▶ **Work to complete**:
Output the full listing below exactly as it reads, and skip anything that is a picture.

==========

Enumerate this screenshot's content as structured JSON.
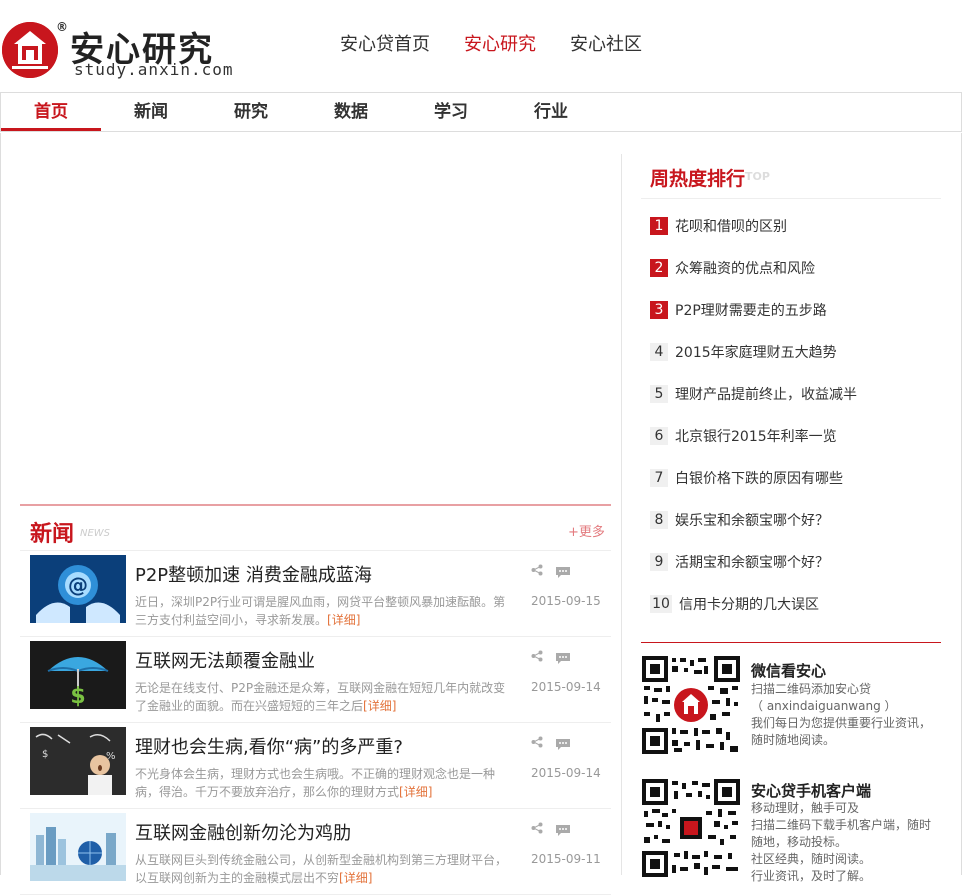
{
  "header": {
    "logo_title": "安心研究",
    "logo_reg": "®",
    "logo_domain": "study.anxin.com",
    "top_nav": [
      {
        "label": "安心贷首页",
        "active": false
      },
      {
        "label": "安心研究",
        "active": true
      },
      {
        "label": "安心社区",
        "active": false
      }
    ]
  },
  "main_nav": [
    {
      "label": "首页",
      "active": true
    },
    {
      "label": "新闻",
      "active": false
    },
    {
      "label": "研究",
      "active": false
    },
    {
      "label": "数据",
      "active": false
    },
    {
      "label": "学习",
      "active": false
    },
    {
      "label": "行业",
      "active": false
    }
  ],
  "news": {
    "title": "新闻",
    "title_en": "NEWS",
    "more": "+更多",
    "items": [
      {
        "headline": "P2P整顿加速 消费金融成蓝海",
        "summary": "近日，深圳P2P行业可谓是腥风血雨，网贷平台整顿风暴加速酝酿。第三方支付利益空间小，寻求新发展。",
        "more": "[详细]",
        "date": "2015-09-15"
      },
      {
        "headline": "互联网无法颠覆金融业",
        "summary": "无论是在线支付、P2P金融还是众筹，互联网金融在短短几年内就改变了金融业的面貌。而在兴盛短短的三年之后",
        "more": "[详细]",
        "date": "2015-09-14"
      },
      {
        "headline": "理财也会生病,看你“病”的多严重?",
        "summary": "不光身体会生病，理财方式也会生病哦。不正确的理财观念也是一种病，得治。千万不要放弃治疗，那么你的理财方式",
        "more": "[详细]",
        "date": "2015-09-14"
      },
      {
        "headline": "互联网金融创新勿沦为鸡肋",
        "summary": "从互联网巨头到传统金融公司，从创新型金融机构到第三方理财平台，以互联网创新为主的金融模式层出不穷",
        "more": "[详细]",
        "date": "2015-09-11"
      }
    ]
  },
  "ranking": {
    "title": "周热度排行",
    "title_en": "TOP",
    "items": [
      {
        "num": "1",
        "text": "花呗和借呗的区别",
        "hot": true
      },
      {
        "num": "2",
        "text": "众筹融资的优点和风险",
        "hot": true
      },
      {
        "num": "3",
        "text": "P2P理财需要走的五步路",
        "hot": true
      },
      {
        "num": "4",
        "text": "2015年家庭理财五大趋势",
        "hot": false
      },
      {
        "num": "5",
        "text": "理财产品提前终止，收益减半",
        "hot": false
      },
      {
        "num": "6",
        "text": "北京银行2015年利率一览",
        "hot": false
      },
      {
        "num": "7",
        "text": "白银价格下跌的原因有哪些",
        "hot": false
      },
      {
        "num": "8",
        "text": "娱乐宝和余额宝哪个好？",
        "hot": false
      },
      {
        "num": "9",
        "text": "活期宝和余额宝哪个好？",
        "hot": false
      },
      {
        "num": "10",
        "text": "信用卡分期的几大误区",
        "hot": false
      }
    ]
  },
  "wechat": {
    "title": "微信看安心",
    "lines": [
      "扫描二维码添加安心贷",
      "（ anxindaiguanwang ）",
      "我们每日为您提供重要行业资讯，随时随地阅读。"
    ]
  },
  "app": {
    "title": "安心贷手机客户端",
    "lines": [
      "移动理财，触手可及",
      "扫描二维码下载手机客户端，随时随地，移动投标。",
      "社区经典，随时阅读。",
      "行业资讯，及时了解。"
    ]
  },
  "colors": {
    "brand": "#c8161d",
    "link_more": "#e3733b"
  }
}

==========

▶ **Correct result**:
Enumerate this screenshot's content as structured JSON.
{
  "header": {
    "logo_title": "安心研究",
    "logo_reg": "®",
    "logo_domain": "study.anxin.com",
    "top_nav": [
      {
        "label": "安心贷首页",
        "active": false
      },
      {
        "label": "安心研究",
        "active": true
      },
      {
        "label": "安心社区",
        "active": false
      }
    ]
  },
  "main_nav": [
    {
      "label": "首页",
      "active": true
    },
    {
      "label": "新闻",
      "active": false
    },
    {
      "label": "研究",
      "active": false
    },
    {
      "label": "数据",
      "active": false
    },
    {
      "label": "学习",
      "active": false
    },
    {
      "label": "行业",
      "active": false
    }
  ],
  "news": {
    "title": "新闻",
    "title_en": "NEWS",
    "more": "+更多",
    "items": [
      {
        "headline": "P2P整顿加速 消费金融成蓝海",
        "summary": "近日，深圳P2P行业可谓是腥风血雨，网贷平台整顿风暴加速酝酿。第三方支付利益空间小，寻求新发展。",
        "more": "[详细]",
        "date": "2015-09-15"
      },
      {
        "headline": "互联网无法颠覆金融业",
        "summary": "无论是在线支付、P2P金融还是众筹，互联网金融在短短几年内就改变了金融业的面貌。而在兴盛短短的三年之后",
        "more": "[详细]",
        "date": "2015-09-14"
      },
      {
        "headline": "理财也会生病,看你“病”的多严重?",
        "summary": "不光身体会生病，理财方式也会生病哦。不正确的理财观念也是一种病，得治。千万不要放弃治疗，那么你的理财方式",
        "more": "[详细]",
        "date": "2015-09-14"
      },
      {
        "headline": "互联网金融创新勿沦为鸡肋",
        "summary": "从互联网巨头到传统金融公司，从创新型金融机构到第三方理财平台，以互联网创新为主的金融模式层出不穷",
        "more": "[详细]",
        "date": "2015-09-11"
      }
    ]
  },
  "ranking": {
    "title": "周热度排行",
    "title_en": "TOP",
    "items": [
      {
        "num": "1",
        "text": "花呗和借呗的区别",
        "hot": true
      },
      {
        "num": "2",
        "text": "众筹融资的优点和风险",
        "hot": true
      },
      {
        "num": "3",
        "text": "P2P理财需要走的五步路",
        "hot": true
      },
      {
        "num": "4",
        "text": "2015年家庭理财五大趋势",
        "hot": false
      },
      {
        "num": "5",
        "text": "理财产品提前终止，收益减半",
        "hot": false
      },
      {
        "num": "6",
        "text": "北京银行2015年利率一览",
        "hot": false
      },
      {
        "num": "7",
        "text": "白银价格下跌的原因有哪些",
        "hot": false
      },
      {
        "num": "8",
        "text": "娱乐宝和余额宝哪个好？",
        "hot": false
      },
      {
        "num": "9",
        "text": "活期宝和余额宝哪个好？",
        "hot": false
      },
      {
        "num": "10",
        "text": "信用卡分期的几大误区",
        "hot": false
      }
    ]
  },
  "wechat": {
    "title": "微信看安心",
    "lines": [
      "扫描二维码添加安心贷",
      "（ anxindaiguanwang ）",
      "我们每日为您提供重要行业资讯，随时随地阅读。"
    ]
  },
  "app": {
    "title": "安心贷手机客户端",
    "lines": [
      "移动理财，触手可及",
      "扫描二维码下载手机客户端，随时随地，移动投标。",
      "社区经典，随时阅读。",
      "行业资讯，及时了解。"
    ]
  },
  "colors": {
    "brand": "#c8161d",
    "link_more": "#e3733b"
  }
}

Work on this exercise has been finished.